>>>

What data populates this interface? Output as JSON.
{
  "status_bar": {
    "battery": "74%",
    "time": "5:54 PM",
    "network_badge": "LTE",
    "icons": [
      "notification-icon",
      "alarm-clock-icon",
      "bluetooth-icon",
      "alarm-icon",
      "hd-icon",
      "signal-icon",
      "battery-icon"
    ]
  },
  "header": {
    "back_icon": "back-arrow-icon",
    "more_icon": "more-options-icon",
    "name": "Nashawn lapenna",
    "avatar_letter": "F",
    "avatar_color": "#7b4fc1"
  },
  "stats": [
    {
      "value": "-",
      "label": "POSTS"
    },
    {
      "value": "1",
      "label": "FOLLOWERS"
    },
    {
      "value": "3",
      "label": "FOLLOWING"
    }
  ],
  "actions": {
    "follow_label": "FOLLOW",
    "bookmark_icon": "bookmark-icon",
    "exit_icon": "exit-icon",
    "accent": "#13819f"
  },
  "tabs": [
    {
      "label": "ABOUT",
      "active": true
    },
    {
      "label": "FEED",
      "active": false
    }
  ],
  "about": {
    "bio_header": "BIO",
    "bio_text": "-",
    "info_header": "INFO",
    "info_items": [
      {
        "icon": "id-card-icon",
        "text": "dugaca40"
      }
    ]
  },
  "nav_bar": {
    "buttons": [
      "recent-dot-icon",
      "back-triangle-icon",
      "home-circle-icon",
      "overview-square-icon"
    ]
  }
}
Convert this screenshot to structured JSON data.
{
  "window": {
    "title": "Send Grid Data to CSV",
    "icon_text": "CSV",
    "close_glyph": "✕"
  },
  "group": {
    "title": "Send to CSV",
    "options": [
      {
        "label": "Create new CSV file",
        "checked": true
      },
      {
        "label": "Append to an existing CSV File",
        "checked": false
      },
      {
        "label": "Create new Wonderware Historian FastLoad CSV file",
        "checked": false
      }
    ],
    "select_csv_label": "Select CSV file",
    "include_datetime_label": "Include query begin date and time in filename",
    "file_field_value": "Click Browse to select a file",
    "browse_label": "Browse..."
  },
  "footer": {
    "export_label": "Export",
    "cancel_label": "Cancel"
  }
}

<<<

*Problem requirements*. Return all of the above records exactly, leaving no line out.

*Answer for the task*.
What data populates this interface? Output as JSON.
{
  "status_bar": {
    "battery": "74%",
    "time": "5:54 PM",
    "network_badge": "LTE",
    "icons": [
      "notification-icon",
      "alarm-clock-icon",
      "bluetooth-icon",
      "alarm-icon",
      "hd-icon",
      "signal-icon",
      "battery-icon"
    ]
  },
  "header": {
    "back_icon": "back-arrow-icon",
    "more_icon": "more-options-icon",
    "name": "Nashawn lapenna",
    "avatar_letter": "F",
    "avatar_color": "#7b4fc1"
  },
  "stats": [
    {
      "value": "-",
      "label": "POSTS"
    },
    {
      "value": "1",
      "label": "FOLLOWERS"
    },
    {
      "value": "3",
      "label": "FOLLOWING"
    }
  ],
  "actions": {
    "follow_label": "FOLLOW",
    "bookmark_icon": "bookmark-icon",
    "exit_icon": "exit-icon",
    "accent": "#13819f"
  },
  "tabs": [
    {
      "label": "ABOUT",
      "active": true
    },
    {
      "label": "FEED",
      "active": false
    }
  ],
  "about": {
    "bio_header": "BIO",
    "bio_text": "-",
    "info_header": "INFO",
    "info_items": [
      {
        "icon": "id-card-icon",
        "text": "dugaca40"
      }
    ]
  },
  "nav_bar": {
    "buttons": [
      "recent-dot-icon",
      "back-triangle-icon",
      "home-circle-icon",
      "overview-square-icon"
    ]
  }
}
Convert this screenshot to structured JSON data.
{
  "window": {
    "title": "Send Grid Data to CSV",
    "icon_text": "CSV",
    "close_glyph": "✕"
  },
  "group": {
    "title": "Send to CSV",
    "options": [
      {
        "label": "Create new CSV file",
        "checked": true
      },
      {
        "label": "Append to an existing CSV File",
        "checked": false
      },
      {
        "label": "Create new Wonderware Historian FastLoad CSV file",
        "checked": false
      }
    ],
    "select_csv_label": "Select CSV file",
    "include_datetime_label": "Include query begin date and time in filename",
    "file_field_value": "Click Browse to select a file",
    "browse_label": "Browse..."
  },
  "footer": {
    "export_label": "Export",
    "cancel_label": "Cancel"
  }
}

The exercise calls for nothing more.